Exercise objective ▸ Every record should be repeated exactly, except that pictures are left out.

—————

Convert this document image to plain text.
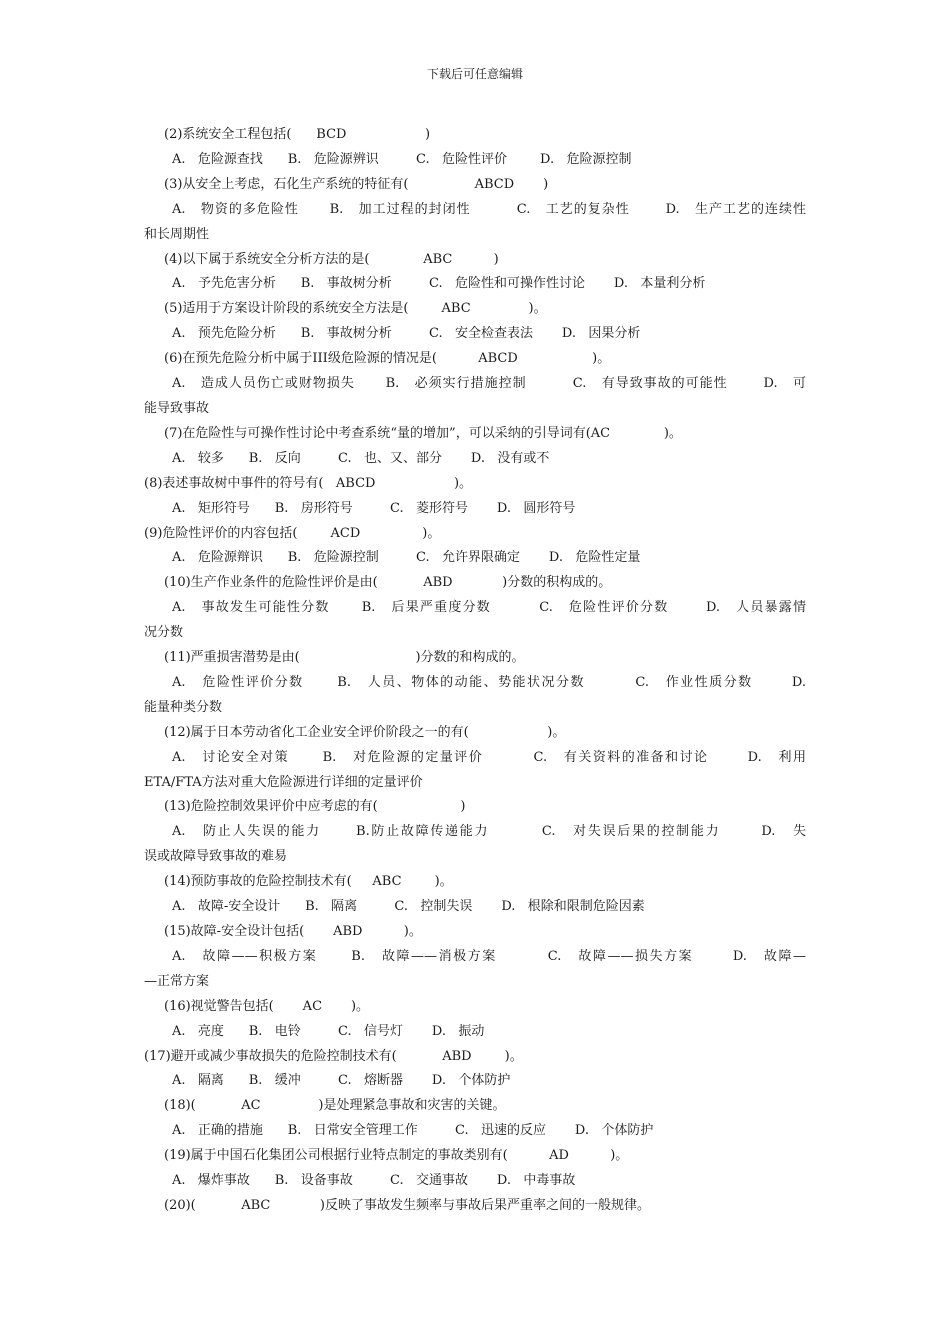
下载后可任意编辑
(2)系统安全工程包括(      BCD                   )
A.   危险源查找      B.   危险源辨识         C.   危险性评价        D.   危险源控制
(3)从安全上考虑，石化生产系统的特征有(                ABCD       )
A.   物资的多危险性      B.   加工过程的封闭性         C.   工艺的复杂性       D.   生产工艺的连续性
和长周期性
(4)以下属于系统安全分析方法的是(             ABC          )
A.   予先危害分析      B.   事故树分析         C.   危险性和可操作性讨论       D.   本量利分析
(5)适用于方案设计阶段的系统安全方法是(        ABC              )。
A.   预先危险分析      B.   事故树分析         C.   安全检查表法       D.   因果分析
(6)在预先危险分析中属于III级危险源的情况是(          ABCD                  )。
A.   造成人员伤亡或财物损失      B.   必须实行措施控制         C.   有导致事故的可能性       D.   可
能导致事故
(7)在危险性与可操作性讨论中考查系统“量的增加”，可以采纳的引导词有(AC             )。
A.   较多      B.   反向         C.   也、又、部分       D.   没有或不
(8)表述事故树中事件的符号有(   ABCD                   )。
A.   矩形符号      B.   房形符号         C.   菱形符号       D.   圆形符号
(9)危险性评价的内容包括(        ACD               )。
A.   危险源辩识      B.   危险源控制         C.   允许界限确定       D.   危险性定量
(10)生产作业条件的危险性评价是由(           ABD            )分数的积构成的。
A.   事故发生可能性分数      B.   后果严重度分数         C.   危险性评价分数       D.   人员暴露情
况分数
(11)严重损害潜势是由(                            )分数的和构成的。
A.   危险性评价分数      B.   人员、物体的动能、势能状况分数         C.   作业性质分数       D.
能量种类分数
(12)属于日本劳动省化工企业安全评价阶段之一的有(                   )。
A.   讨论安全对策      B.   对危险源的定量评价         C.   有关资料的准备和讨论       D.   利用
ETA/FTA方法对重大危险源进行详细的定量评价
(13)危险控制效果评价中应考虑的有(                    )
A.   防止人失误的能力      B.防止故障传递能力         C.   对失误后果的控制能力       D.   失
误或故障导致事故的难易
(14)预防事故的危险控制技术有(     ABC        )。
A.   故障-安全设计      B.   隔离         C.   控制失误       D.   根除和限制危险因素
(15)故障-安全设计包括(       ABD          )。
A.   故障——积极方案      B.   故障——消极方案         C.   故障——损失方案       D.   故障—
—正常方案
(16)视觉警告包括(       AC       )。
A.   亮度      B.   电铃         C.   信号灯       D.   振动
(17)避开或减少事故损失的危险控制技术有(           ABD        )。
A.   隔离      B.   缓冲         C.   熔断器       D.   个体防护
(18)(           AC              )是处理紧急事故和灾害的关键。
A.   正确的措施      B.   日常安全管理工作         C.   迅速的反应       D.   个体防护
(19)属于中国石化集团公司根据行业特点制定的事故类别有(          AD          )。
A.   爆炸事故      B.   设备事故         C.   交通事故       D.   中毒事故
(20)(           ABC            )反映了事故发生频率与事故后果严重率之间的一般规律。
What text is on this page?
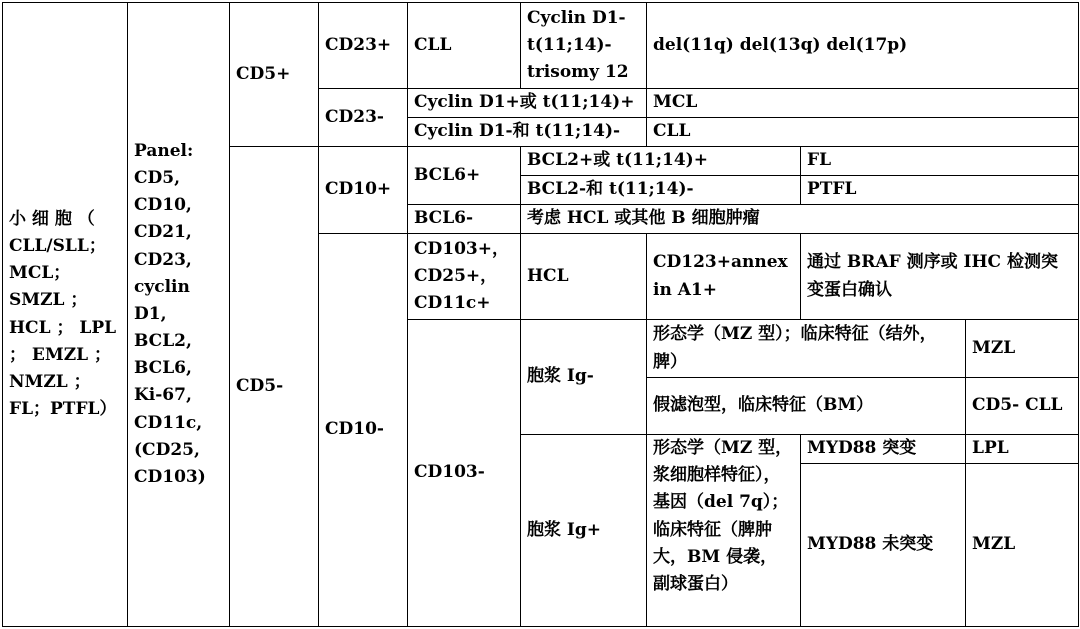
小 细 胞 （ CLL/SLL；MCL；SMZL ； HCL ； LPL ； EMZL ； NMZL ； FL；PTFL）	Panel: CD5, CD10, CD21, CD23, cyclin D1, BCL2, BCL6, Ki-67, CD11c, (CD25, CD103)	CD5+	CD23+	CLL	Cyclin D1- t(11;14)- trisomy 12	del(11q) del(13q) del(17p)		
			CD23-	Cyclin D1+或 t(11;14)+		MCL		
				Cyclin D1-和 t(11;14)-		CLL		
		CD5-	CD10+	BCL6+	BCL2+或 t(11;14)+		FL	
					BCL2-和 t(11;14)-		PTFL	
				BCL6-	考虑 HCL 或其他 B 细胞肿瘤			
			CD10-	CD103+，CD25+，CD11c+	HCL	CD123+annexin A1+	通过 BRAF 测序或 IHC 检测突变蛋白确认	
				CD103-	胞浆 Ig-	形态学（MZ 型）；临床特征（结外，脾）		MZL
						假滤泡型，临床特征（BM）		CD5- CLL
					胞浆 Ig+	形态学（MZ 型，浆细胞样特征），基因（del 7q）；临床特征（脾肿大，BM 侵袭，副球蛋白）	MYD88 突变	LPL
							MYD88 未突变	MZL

—————

Written reply ▸
Convert this document image to plain text.
下载后可任意编辑
(2)系统安全工程包括(      BCD                   )
A.   危险源查找      B.   危险源辨识         C.   危险性评价        D.   危险源控制
(3)从安全上考虑，石化生产系统的特征有(                ABCD       )
A.   物资的多危险性      B.   加工过程的封闭性         C.   工艺的复杂性       D.   生产工艺的连续性
和长周期性
(4)以下属于系统安全分析方法的是(             ABC          )
A.   予先危害分析      B.   事故树分析         C.   危险性和可操作性讨论       D.   本量利分析
(5)适用于方案设计阶段的系统安全方法是(        ABC              )。
A.   预先危险分析      B.   事故树分析         C.   安全检查表法       D.   因果分析
(6)在预先危险分析中属于III级危险源的情况是(          ABCD                  )。
A.   造成人员伤亡或财物损失      B.   必须实行措施控制         C.   有导致事故的可能性       D.   可
能导致事故
(7)在危险性与可操作性讨论中考查系统“量的增加”，可以采纳的引导词有(AC             )。
A.   较多      B.   反向         C.   也、又、部分       D.   没有或不
(8)表述事故树中事件的符号有(   ABCD                   )。
A.   矩形符号      B.   房形符号         C.   菱形符号       D.   圆形符号
(9)危险性评价的内容包括(        ACD               )。
A.   危险源辩识      B.   危险源控制         C.   允许界限确定       D.   危险性定量
(10)生产作业条件的危险性评价是由(           ABD            )分数的积构成的。
A.   事故发生可能性分数      B.   后果严重度分数         C.   危险性评价分数       D.   人员暴露情
况分数
(11)严重损害潜势是由(                            )分数的和构成的。
A.   危险性评价分数      B.   人员、物体的动能、势能状况分数         C.   作业性质分数       D.
能量种类分数
(12)属于日本劳动省化工企业安全评价阶段之一的有(                   )。
A.   讨论安全对策      B.   对危险源的定量评价         C.   有关资料的准备和讨论       D.   利用
ETA/FTA方法对重大危险源进行详细的定量评价
(13)危险控制效果评价中应考虑的有(                    )
A.   防止人失误的能力      B.防止故障传递能力         C.   对失误后果的控制能力       D.   失
误或故障导致事故的难易
(14)预防事故的危险控制技术有(     ABC        )。
A.   故障-安全设计      B.   隔离         C.   控制失误       D.   根除和限制危险因素
(15)故障-安全设计包括(       ABD          )。
A.   故障——积极方案      B.   故障——消极方案         C.   故障——损失方案       D.   故障—
—正常方案
(16)视觉警告包括(       AC       )。
A.   亮度      B.   电铃         C.   信号灯       D.   振动
(17)避开或减少事故损失的危险控制技术有(           ABD        )。
A.   隔离      B.   缓冲         C.   熔断器       D.   个体防护
(18)(           AC              )是处理紧急事故和灾害的关键。
A.   正确的措施      B.   日常安全管理工作         C.   迅速的反应       D.   个体防护
(19)属于中国石化集团公司根据行业特点制定的事故类别有(          AD          )。
A.   爆炸事故      B.   设备事故         C.   交通事故       D.   中毒事故
(20)(           ABC            )反映了事故发生频率与事故后果严重率之间的一般规律。
What text is on this page?
小 细 胞 （ CLL/SLL；MCL；SMZL ； HCL ； LPL ； EMZL ； NMZL ； FL；PTFL）	Panel: CD5, CD10, CD21, CD23, cyclin D1, BCL2, BCL6, Ki-67, CD11c, (CD25, CD103)	CD5+	CD23+	CLL	Cyclin D1- t(11;14)- trisomy 12	del(11q) del(13q) del(17p)		
			CD23-	Cyclin D1+或 t(11;14)+		MCL		
				Cyclin D1-和 t(11;14)-		CLL		
		CD5-	CD10+	BCL6+	BCL2+或 t(11;14)+		FL	
					BCL2-和 t(11;14)-		PTFL	
				BCL6-	考虑 HCL 或其他 B 细胞肿瘤			
			CD10-	CD103+，CD25+，CD11c+	HCL	CD123+annexin A1+	通过 BRAF 测序或 IHC 检测突变蛋白确认	
				CD103-	胞浆 Ig-	形态学（MZ 型）；临床特征（结外，脾）		MZL
						假滤泡型，临床特征（BM）		CD5- CLL
					胞浆 Ig+	形态学（MZ 型，浆细胞样特征），基因（del 7q）；临床特征（脾肿大，BM 侵袭，副球蛋白）	MYD88 突变	LPL
							MYD88 未突变	MZL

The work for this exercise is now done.